### Exercise materials

[Begin]

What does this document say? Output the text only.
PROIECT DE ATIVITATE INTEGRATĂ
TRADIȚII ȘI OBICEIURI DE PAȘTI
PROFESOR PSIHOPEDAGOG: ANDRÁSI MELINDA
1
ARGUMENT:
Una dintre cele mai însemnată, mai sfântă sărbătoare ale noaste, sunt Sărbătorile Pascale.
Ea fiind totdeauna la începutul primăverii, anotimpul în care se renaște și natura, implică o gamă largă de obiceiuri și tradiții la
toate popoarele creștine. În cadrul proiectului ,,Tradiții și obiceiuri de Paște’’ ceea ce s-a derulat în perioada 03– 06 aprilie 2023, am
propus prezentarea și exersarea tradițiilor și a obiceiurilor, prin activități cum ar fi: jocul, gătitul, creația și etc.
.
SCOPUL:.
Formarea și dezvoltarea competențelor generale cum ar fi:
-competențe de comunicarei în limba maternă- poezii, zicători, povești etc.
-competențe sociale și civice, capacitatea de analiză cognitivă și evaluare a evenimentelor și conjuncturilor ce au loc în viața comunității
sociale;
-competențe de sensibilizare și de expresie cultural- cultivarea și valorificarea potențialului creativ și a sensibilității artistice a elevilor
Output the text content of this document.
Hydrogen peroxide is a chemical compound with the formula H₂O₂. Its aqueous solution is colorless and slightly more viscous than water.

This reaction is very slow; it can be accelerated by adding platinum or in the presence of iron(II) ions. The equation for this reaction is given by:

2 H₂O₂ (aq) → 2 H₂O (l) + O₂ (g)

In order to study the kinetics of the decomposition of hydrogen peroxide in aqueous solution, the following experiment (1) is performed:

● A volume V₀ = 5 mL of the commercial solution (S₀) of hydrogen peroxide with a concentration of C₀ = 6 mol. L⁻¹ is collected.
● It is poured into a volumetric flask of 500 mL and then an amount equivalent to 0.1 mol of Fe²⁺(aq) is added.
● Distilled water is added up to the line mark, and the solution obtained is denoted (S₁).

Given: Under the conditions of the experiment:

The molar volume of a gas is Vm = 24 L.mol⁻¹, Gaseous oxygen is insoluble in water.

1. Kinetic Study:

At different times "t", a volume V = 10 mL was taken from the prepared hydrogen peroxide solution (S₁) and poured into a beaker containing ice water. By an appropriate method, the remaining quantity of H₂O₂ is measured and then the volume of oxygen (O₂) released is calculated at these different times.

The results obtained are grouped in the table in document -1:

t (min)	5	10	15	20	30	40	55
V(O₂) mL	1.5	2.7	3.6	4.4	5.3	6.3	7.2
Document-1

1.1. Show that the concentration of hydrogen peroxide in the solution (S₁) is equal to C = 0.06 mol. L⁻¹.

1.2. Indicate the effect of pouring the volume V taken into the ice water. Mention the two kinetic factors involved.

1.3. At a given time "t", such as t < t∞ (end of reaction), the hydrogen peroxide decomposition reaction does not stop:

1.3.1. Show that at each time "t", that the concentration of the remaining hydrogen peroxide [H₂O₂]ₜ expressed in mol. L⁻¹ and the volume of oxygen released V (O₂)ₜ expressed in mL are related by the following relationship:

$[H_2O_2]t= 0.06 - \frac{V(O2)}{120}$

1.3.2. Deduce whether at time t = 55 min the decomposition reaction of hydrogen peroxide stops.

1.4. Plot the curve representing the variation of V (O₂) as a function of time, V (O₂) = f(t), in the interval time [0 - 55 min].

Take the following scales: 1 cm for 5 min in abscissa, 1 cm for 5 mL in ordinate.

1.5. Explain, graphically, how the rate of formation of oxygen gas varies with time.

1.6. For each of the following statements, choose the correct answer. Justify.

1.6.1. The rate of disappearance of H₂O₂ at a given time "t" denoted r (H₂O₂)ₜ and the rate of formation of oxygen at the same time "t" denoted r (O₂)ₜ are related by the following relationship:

[End]

### Short task
Return every record, word for word.

### Answer below
What does this document say? Output the text only.
PROIECT DE ATIVITATE INTEGRATĂ
TRADIȚII ȘI OBICEIURI DE PAȘTI
PROFESOR PSIHOPEDAGOG: ANDRÁSI MELINDA
1
ARGUMENT:
Una dintre cele mai însemnată, mai sfântă sărbătoare ale noaste, sunt Sărbătorile Pascale.
Ea fiind totdeauna la începutul primăverii, anotimpul în care se renaște și natura, implică o gamă largă de obiceiuri și tradiții la
toate popoarele creștine. În cadrul proiectului ,,Tradiții și obiceiuri de Paște’’ ceea ce s-a derulat în perioada 03– 06 aprilie 2023, am
propus prezentarea și exersarea tradițiilor și a obiceiurilor, prin activități cum ar fi: jocul, gătitul, creația și etc.
.
SCOPUL:.
Formarea și dezvoltarea competențelor generale cum ar fi:
-competențe de comunicarei în limba maternă- poezii, zicători, povești etc.
-competențe sociale și civice, capacitatea de analiză cognitivă și evaluare a evenimentelor și conjuncturilor ce au loc în viața comunității
sociale;
-competențe de sensibilizare și de expresie cultural- cultivarea și valorificarea potențialului creativ și a sensibilității artistice a elevilor
Output the text content of this document.
Hydrogen peroxide is a chemical compound with the formula H₂O₂. Its aqueous solution is colorless and slightly more viscous than water.

This reaction is very slow; it can be accelerated by adding platinum or in the presence of iron(II) ions. The equation for this reaction is given by:

2 H₂O₂ (aq) → 2 H₂O (l) + O₂ (g)

In order to study the kinetics of the decomposition of hydrogen peroxide in aqueous solution, the following experiment (1) is performed:

● A volume V₀ = 5 mL of the commercial solution (S₀) of hydrogen peroxide with a concentration of C₀ = 6 mol. L⁻¹ is collected.
● It is poured into a volumetric flask of 500 mL and then an amount equivalent to 0.1 mol of Fe²⁺(aq) is added.
● Distilled water is added up to the line mark, and the solution obtained is denoted (S₁).

Given: Under the conditions of the experiment:

The molar volume of a gas is Vm = 24 L.mol⁻¹, Gaseous oxygen is insoluble in water.

1. Kinetic Study:

At different times "t", a volume V = 10 mL was taken from the prepared hydrogen peroxide solution (S₁) and poured into a beaker containing ice water. By an appropriate method, the remaining quantity of H₂O₂ is measured and then the volume of oxygen (O₂) released is calculated at these different times.

The results obtained are grouped in the table in document -1:

t (min)	5	10	15	20	30	40	55
V(O₂) mL	1.5	2.7	3.6	4.4	5.3	6.3	7.2
Document-1

1.1. Show that the concentration of hydrogen peroxide in the solution (S₁) is equal to C = 0.06 mol. L⁻¹.

1.2. Indicate the effect of pouring the volume V taken into the ice water. Mention the two kinetic factors involved.

1.3. At a given time "t", such as t < t∞ (end of reaction), the hydrogen peroxide decomposition reaction does not stop:

1.3.1. Show that at each time "t", that the concentration of the remaining hydrogen peroxide [H₂O₂]ₜ expressed in mol. L⁻¹ and the volume of oxygen released V (O₂)ₜ expressed in mL are related by the following relationship:

$[H_2O_2]t= 0.06 - \frac{V(O2)}{120}$

1.3.2. Deduce whether at time t = 55 min the decomposition reaction of hydrogen peroxide stops.

1.4. Plot the curve representing the variation of V (O₂) as a function of time, V (O₂) = f(t), in the interval time [0 - 55 min].

Take the following scales: 1 cm for 5 min in abscissa, 1 cm for 5 mL in ordinate.

1.5. Explain, graphically, how the rate of formation of oxygen gas varies with time.

1.6. For each of the following statements, choose the correct answer. Justify.

1.6.1. The rate of disappearance of H₂O₂ at a given time "t" denoted r (H₂O₂)ₜ and the rate of formation of oxygen at the same time "t" denoted r (O₂)ₜ are related by the following relationship:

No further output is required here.